→ **SUPPLIED DATA**:
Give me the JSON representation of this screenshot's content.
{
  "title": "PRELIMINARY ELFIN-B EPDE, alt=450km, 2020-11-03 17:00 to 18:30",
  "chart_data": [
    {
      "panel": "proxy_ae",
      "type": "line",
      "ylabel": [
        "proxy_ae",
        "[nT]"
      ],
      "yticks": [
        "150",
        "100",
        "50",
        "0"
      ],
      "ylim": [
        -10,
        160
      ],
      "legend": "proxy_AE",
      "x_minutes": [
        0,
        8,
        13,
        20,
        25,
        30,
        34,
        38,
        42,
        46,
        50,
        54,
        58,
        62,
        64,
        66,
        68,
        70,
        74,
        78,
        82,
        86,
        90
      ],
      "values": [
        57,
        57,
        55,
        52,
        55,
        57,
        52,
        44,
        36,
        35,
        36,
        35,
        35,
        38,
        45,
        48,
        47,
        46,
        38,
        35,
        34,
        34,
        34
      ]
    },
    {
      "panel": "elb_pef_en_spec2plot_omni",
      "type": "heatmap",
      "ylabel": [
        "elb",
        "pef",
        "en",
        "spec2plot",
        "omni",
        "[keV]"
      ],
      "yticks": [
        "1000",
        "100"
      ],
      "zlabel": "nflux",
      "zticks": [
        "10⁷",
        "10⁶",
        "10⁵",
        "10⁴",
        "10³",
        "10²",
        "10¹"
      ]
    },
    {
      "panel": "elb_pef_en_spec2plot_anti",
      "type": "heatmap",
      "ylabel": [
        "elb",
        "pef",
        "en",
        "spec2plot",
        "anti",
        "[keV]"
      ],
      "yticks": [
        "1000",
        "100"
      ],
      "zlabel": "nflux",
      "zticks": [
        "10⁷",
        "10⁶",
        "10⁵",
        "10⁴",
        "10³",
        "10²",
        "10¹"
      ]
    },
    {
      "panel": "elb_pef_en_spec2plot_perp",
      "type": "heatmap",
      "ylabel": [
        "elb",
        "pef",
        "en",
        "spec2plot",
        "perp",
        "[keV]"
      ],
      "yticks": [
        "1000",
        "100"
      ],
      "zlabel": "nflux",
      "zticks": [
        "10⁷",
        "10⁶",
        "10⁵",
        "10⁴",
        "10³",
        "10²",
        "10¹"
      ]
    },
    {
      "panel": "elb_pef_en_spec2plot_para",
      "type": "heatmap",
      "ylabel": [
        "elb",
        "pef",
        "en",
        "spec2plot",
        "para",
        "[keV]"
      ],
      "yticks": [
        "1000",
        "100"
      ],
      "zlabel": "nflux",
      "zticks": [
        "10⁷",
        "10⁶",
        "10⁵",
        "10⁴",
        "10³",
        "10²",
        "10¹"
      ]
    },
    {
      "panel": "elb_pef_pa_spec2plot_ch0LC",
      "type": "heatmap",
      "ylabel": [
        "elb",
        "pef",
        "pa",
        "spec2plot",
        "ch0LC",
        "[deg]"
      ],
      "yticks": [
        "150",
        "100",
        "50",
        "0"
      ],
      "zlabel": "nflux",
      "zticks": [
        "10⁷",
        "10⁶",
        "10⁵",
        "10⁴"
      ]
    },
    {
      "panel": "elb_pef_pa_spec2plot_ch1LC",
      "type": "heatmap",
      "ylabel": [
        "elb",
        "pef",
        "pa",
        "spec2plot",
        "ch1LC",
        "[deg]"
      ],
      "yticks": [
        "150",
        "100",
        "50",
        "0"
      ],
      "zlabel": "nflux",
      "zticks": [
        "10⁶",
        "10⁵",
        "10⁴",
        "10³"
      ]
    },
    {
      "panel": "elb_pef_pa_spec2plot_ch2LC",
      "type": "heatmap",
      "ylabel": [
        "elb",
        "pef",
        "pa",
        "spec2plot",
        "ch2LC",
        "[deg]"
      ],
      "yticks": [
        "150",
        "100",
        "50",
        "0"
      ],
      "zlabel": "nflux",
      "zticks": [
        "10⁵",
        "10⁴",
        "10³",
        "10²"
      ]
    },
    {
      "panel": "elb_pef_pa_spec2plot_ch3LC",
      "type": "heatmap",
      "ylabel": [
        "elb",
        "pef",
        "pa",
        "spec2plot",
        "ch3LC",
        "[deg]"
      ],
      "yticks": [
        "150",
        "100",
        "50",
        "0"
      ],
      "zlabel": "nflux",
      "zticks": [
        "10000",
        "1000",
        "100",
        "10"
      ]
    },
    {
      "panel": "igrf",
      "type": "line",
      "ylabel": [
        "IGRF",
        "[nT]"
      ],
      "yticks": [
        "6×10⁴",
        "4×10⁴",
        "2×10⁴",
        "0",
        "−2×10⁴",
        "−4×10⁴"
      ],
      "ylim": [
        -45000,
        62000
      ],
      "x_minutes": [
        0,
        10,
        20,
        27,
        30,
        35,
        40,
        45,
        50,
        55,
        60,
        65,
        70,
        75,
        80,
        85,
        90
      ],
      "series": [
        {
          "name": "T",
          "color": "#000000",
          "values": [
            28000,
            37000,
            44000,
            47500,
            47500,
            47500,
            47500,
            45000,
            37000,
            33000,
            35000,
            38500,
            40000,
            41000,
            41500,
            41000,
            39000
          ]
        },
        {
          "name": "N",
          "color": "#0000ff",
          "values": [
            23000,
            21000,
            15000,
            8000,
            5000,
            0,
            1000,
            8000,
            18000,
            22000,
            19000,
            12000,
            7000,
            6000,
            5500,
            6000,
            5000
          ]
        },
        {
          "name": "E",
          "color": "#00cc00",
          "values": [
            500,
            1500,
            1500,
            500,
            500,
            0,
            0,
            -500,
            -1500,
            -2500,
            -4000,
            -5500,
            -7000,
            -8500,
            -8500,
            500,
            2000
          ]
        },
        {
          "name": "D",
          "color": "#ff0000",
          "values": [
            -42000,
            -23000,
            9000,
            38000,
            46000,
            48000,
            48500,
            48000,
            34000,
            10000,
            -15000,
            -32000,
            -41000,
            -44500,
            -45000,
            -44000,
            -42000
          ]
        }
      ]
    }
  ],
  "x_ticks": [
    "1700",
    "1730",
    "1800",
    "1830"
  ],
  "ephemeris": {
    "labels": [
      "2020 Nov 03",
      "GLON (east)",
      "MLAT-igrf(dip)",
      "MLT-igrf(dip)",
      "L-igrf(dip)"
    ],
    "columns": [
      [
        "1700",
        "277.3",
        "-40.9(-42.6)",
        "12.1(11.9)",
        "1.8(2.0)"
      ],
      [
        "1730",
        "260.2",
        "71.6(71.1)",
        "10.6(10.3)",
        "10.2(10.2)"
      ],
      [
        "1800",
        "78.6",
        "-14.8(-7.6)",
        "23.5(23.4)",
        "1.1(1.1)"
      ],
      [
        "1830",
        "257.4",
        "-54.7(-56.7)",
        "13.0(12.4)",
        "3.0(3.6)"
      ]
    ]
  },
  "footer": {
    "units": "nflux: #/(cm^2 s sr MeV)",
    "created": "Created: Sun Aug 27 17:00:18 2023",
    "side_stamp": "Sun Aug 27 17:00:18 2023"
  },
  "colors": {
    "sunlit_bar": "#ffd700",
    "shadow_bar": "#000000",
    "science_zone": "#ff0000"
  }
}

→ **DIRECTIONS FOR THIS TASK**: Restate each of the entries above verbatim.

→ **ANSWER FOR THE TASK**:
Give me the JSON representation of this screenshot's content.
{
  "title": "PRELIMINARY ELFIN-B EPDE, alt=450km, 2020-11-03 17:00 to 18:30",
  "chart_data": [
    {
      "panel": "proxy_ae",
      "type": "line",
      "ylabel": [
        "proxy_ae",
        "[nT]"
      ],
      "yticks": [
        "150",
        "100",
        "50",
        "0"
      ],
      "ylim": [
        -10,
        160
      ],
      "legend": "proxy_AE",
      "x_minutes": [
        0,
        8,
        13,
        20,
        25,
        30,
        34,
        38,
        42,
        46,
        50,
        54,
        58,
        62,
        64,
        66,
        68,
        70,
        74,
        78,
        82,
        86,
        90
      ],
      "values": [
        57,
        57,
        55,
        52,
        55,
        57,
        52,
        44,
        36,
        35,
        36,
        35,
        35,
        38,
        45,
        48,
        47,
        46,
        38,
        35,
        34,
        34,
        34
      ]
    },
    {
      "panel": "elb_pef_en_spec2plot_omni",
      "type": "heatmap",
      "ylabel": [
        "elb",
        "pef",
        "en",
        "spec2plot",
        "omni",
        "[keV]"
      ],
      "yticks": [
        "1000",
        "100"
      ],
      "zlabel": "nflux",
      "zticks": [
        "10⁷",
        "10⁶",
        "10⁵",
        "10⁴",
        "10³",
        "10²",
        "10¹"
      ]
    },
    {
      "panel": "elb_pef_en_spec2plot_anti",
      "type": "heatmap",
      "ylabel": [
        "elb",
        "pef",
        "en",
        "spec2plot",
        "anti",
        "[keV]"
      ],
      "yticks": [
        "1000",
        "100"
      ],
      "zlabel": "nflux",
      "zticks": [
        "10⁷",
        "10⁶",
        "10⁵",
        "10⁴",
        "10³",
        "10²",
        "10¹"
      ]
    },
    {
      "panel": "elb_pef_en_spec2plot_perp",
      "type": "heatmap",
      "ylabel": [
        "elb",
        "pef",
        "en",
        "spec2plot",
        "perp",
        "[keV]"
      ],
      "yticks": [
        "1000",
        "100"
      ],
      "zlabel": "nflux",
      "zticks": [
        "10⁷",
        "10⁶",
        "10⁵",
        "10⁴",
        "10³",
        "10²",
        "10¹"
      ]
    },
    {
      "panel": "elb_pef_en_spec2plot_para",
      "type": "heatmap",
      "ylabel": [
        "elb",
        "pef",
        "en",
        "spec2plot",
        "para",
        "[keV]"
      ],
      "yticks": [
        "1000",
        "100"
      ],
      "zlabel": "nflux",
      "zticks": [
        "10⁷",
        "10⁶",
        "10⁵",
        "10⁴",
        "10³",
        "10²",
        "10¹"
      ]
    },
    {
      "panel": "elb_pef_pa_spec2plot_ch0LC",
      "type": "heatmap",
      "ylabel": [
        "elb",
        "pef",
        "pa",
        "spec2plot",
        "ch0LC",
        "[deg]"
      ],
      "yticks": [
        "150",
        "100",
        "50",
        "0"
      ],
      "zlabel": "nflux",
      "zticks": [
        "10⁷",
        "10⁶",
        "10⁵",
        "10⁴"
      ]
    },
    {
      "panel": "elb_pef_pa_spec2plot_ch1LC",
      "type": "heatmap",
      "ylabel": [
        "elb",
        "pef",
        "pa",
        "spec2plot",
        "ch1LC",
        "[deg]"
      ],
      "yticks": [
        "150",
        "100",
        "50",
        "0"
      ],
      "zlabel": "nflux",
      "zticks": [
        "10⁶",
        "10⁵",
        "10⁴",
        "10³"
      ]
    },
    {
      "panel": "elb_pef_pa_spec2plot_ch2LC",
      "type": "heatmap",
      "ylabel": [
        "elb",
        "pef",
        "pa",
        "spec2plot",
        "ch2LC",
        "[deg]"
      ],
      "yticks": [
        "150",
        "100",
        "50",
        "0"
      ],
      "zlabel": "nflux",
      "zticks": [
        "10⁵",
        "10⁴",
        "10³",
        "10²"
      ]
    },
    {
      "panel": "elb_pef_pa_spec2plot_ch3LC",
      "type": "heatmap",
      "ylabel": [
        "elb",
        "pef",
        "pa",
        "spec2plot",
        "ch3LC",
        "[deg]"
      ],
      "yticks": [
        "150",
        "100",
        "50",
        "0"
      ],
      "zlabel": "nflux",
      "zticks": [
        "10000",
        "1000",
        "100",
        "10"
      ]
    },
    {
      "panel": "igrf",
      "type": "line",
      "ylabel": [
        "IGRF",
        "[nT]"
      ],
      "yticks": [
        "6×10⁴",
        "4×10⁴",
        "2×10⁴",
        "0",
        "−2×10⁴",
        "−4×10⁴"
      ],
      "ylim": [
        -45000,
        62000
      ],
      "x_minutes": [
        0,
        10,
        20,
        27,
        30,
        35,
        40,
        45,
        50,
        55,
        60,
        65,
        70,
        75,
        80,
        85,
        90
      ],
      "series": [
        {
          "name": "T",
          "color": "#000000",
          "values": [
            28000,
            37000,
            44000,
            47500,
            47500,
            47500,
            47500,
            45000,
            37000,
            33000,
            35000,
            38500,
            40000,
            41000,
            41500,
            41000,
            39000
          ]
        },
        {
          "name": "N",
          "color": "#0000ff",
          "values": [
            23000,
            21000,
            15000,
            8000,
            5000,
            0,
            1000,
            8000,
            18000,
            22000,
            19000,
            12000,
            7000,
            6000,
            5500,
            6000,
            5000
          ]
        },
        {
          "name": "E",
          "color": "#00cc00",
          "values": [
            500,
            1500,
            1500,
            500,
            500,
            0,
            0,
            -500,
            -1500,
            -2500,
            -4000,
            -5500,
            -7000,
            -8500,
            -8500,
            500,
            2000
          ]
        },
        {
          "name": "D",
          "color": "#ff0000",
          "values": [
            -42000,
            -23000,
            9000,
            38000,
            46000,
            48000,
            48500,
            48000,
            34000,
            10000,
            -15000,
            -32000,
            -41000,
            -44500,
            -45000,
            -44000,
            -42000
          ]
        }
      ]
    }
  ],
  "x_ticks": [
    "1700",
    "1730",
    "1800",
    "1830"
  ],
  "ephemeris": {
    "labels": [
      "2020 Nov 03",
      "GLON (east)",
      "MLAT-igrf(dip)",
      "MLT-igrf(dip)",
      "L-igrf(dip)"
    ],
    "columns": [
      [
        "1700",
        "277.3",
        "-40.9(-42.6)",
        "12.1(11.9)",
        "1.8(2.0)"
      ],
      [
        "1730",
        "260.2",
        "71.6(71.1)",
        "10.6(10.3)",
        "10.2(10.2)"
      ],
      [
        "1800",
        "78.6",
        "-14.8(-7.6)",
        "23.5(23.4)",
        "1.1(1.1)"
      ],
      [
        "1830",
        "257.4",
        "-54.7(-56.7)",
        "13.0(12.4)",
        "3.0(3.6)"
      ]
    ]
  },
  "footer": {
    "units": "nflux: #/(cm^2 s sr MeV)",
    "created": "Created: Sun Aug 27 17:00:18 2023",
    "side_stamp": "Sun Aug 27 17:00:18 2023"
  },
  "colors": {
    "sunlit_bar": "#ffd700",
    "shadow_bar": "#000000",
    "science_zone": "#ff0000"
  }
}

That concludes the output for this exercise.